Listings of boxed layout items
****************

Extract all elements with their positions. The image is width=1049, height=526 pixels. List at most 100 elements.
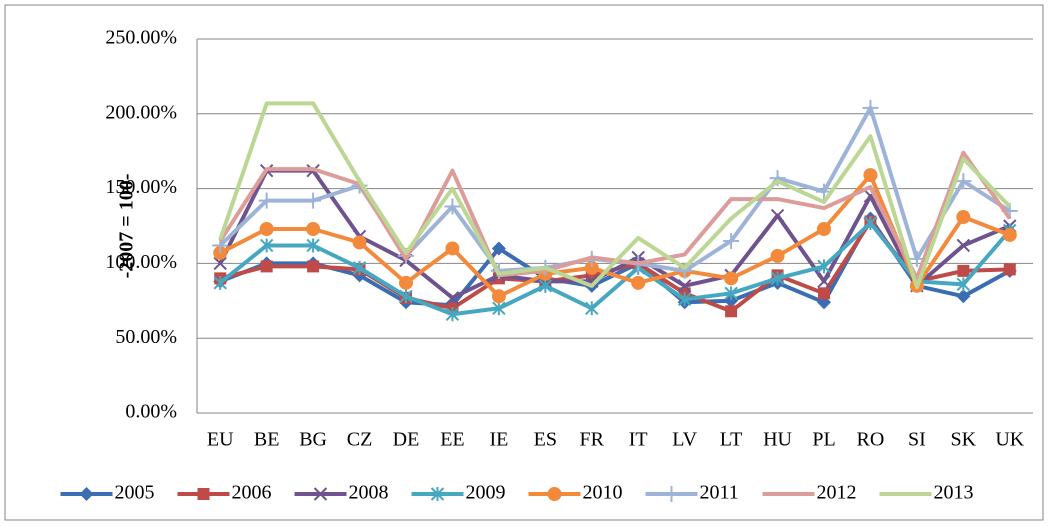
marker	[584, 260, 599, 275]
marker	[723, 232, 740, 249]
marker	[631, 275, 646, 290]
legend-item: 2006	[177, 482, 272, 504]
marker	[770, 271, 785, 286]
marker	[259, 238, 274, 253]
legend-label: 2006	[232, 482, 272, 504]
marker	[585, 301, 599, 316]
marker	[399, 289, 413, 304]
x-tick-label: CZ	[347, 429, 373, 451]
marker	[770, 208, 785, 223]
x-tick-label: DE	[393, 429, 420, 451]
legend-label: 2012	[817, 482, 857, 504]
marker	[260, 260, 273, 273]
marker	[1003, 263, 1016, 276]
x-tick-label: LV	[672, 429, 697, 451]
marker	[955, 173, 972, 190]
legend-item: 2005	[60, 482, 155, 504]
marker	[306, 238, 320, 253]
legend-item: 2008	[294, 482, 389, 504]
x-tick-label: SI	[908, 429, 926, 451]
marker	[213, 256, 227, 271]
marker	[770, 248, 785, 263]
marker	[817, 221, 831, 236]
marker	[724, 271, 739, 286]
series	[218, 101, 1012, 290]
marker	[956, 277, 971, 292]
x-tick-label: BE	[254, 429, 280, 451]
marker	[399, 275, 413, 290]
marker	[430, 487, 445, 501]
marker	[258, 192, 275, 209]
marker	[445, 291, 460, 305]
x-tick-label: LT	[720, 429, 743, 451]
legend-label: 2008	[349, 482, 389, 504]
marker	[197, 488, 210, 500]
x-tick-label: ES	[534, 429, 557, 451]
marker	[306, 221, 321, 236]
marker	[677, 292, 692, 307]
x-tick-label: IT	[629, 429, 648, 451]
marker	[445, 241, 460, 256]
x-tick-label: FR	[580, 429, 605, 451]
marker	[352, 235, 367, 250]
marker	[79, 487, 94, 501]
legend-item: 2010	[528, 482, 623, 504]
series-line	[218, 221, 1012, 317]
marker	[307, 260, 320, 273]
legend-item: 2012	[762, 482, 857, 504]
marker	[956, 238, 971, 253]
x-tick-label: SK	[951, 429, 977, 451]
marker	[817, 259, 831, 274]
marker	[677, 279, 692, 293]
legend-label: 2005	[115, 482, 155, 504]
x-tick-label: BG	[299, 429, 327, 451]
series-line	[218, 101, 1012, 290]
marker	[445, 307, 460, 322]
marker	[305, 192, 322, 209]
marker	[444, 198, 461, 215]
marker	[259, 221, 274, 236]
marker	[956, 289, 971, 304]
marker	[491, 289, 506, 304]
legend-label: 2010	[583, 482, 623, 504]
series-line	[218, 168, 1011, 300]
legend-item: 2011	[645, 482, 739, 504]
series-line	[219, 173, 1011, 299]
marker	[213, 275, 227, 290]
marker	[352, 260, 367, 275]
y-tick-label: 50.00%	[115, 326, 177, 348]
x-tick-label: EE	[440, 429, 464, 451]
x-tick-label: RO	[857, 429, 885, 451]
marker	[862, 99, 879, 116]
series	[213, 216, 1017, 322]
marker	[956, 210, 971, 225]
marker	[491, 241, 506, 256]
x-tick-label: IE	[489, 429, 508, 451]
marker	[817, 274, 831, 289]
marker	[547, 487, 562, 501]
marker	[1002, 227, 1017, 242]
y-tick-label: 200.00%	[105, 101, 177, 123]
x-tick-label: HU	[763, 429, 792, 451]
y-tick-label: 100.00%	[105, 251, 177, 273]
legend-item: 2013	[879, 482, 974, 504]
marker	[818, 287, 830, 300]
legend-label: 2013	[934, 482, 974, 504]
marker	[863, 168, 878, 183]
x-tick-label: UK	[995, 429, 1024, 451]
marker	[538, 278, 553, 293]
marker	[725, 305, 738, 318]
x-tick-label: EU	[207, 429, 234, 451]
marker	[492, 301, 506, 316]
marker	[957, 264, 970, 277]
series	[213, 168, 1017, 304]
marker	[863, 216, 878, 231]
y-tick-label: 250.00%	[105, 27, 177, 49]
legend-label: 2011	[700, 482, 739, 504]
y-tick-label: 0.00%	[125, 401, 177, 423]
legend-label: 2009	[466, 482, 506, 504]
y-axis-title: -2007 = 100-	[116, 174, 138, 279]
marker	[724, 286, 738, 301]
y-tick-label: 150.00%	[105, 176, 177, 198]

****************

YOUR GOAL =>
Edit the entries starting at the line that contains "260, 599, 275]" and ending at the line that contains "221, 831, 236]", changing each "x-tick-label" to "x-axis-label" and keeping everything else the same.

PROBLEM SOLUTION =>
marker	[584, 260, 599, 275]
marker	[723, 232, 740, 249]
marker	[631, 275, 646, 290]
legend-item: 2006	[177, 482, 272, 504]
marker	[770, 271, 785, 286]
marker	[259, 238, 274, 253]
legend-label: 2006	[232, 482, 272, 504]
marker	[585, 301, 599, 316]
marker	[399, 289, 413, 304]
x-axis-label: CZ	[347, 429, 373, 451]
marker	[770, 208, 785, 223]
x-axis-label: DE	[393, 429, 420, 451]
legend-label: 2012	[817, 482, 857, 504]
marker	[260, 260, 273, 273]
marker	[1003, 263, 1016, 276]
x-axis-label: LV	[672, 429, 697, 451]
marker	[955, 173, 972, 190]
legend-item: 2005	[60, 482, 155, 504]
marker	[306, 238, 320, 253]
legend-item: 2008	[294, 482, 389, 504]
x-axis-label: SI	[908, 429, 926, 451]
marker	[213, 256, 227, 271]
marker	[770, 248, 785, 263]
marker	[817, 221, 831, 236]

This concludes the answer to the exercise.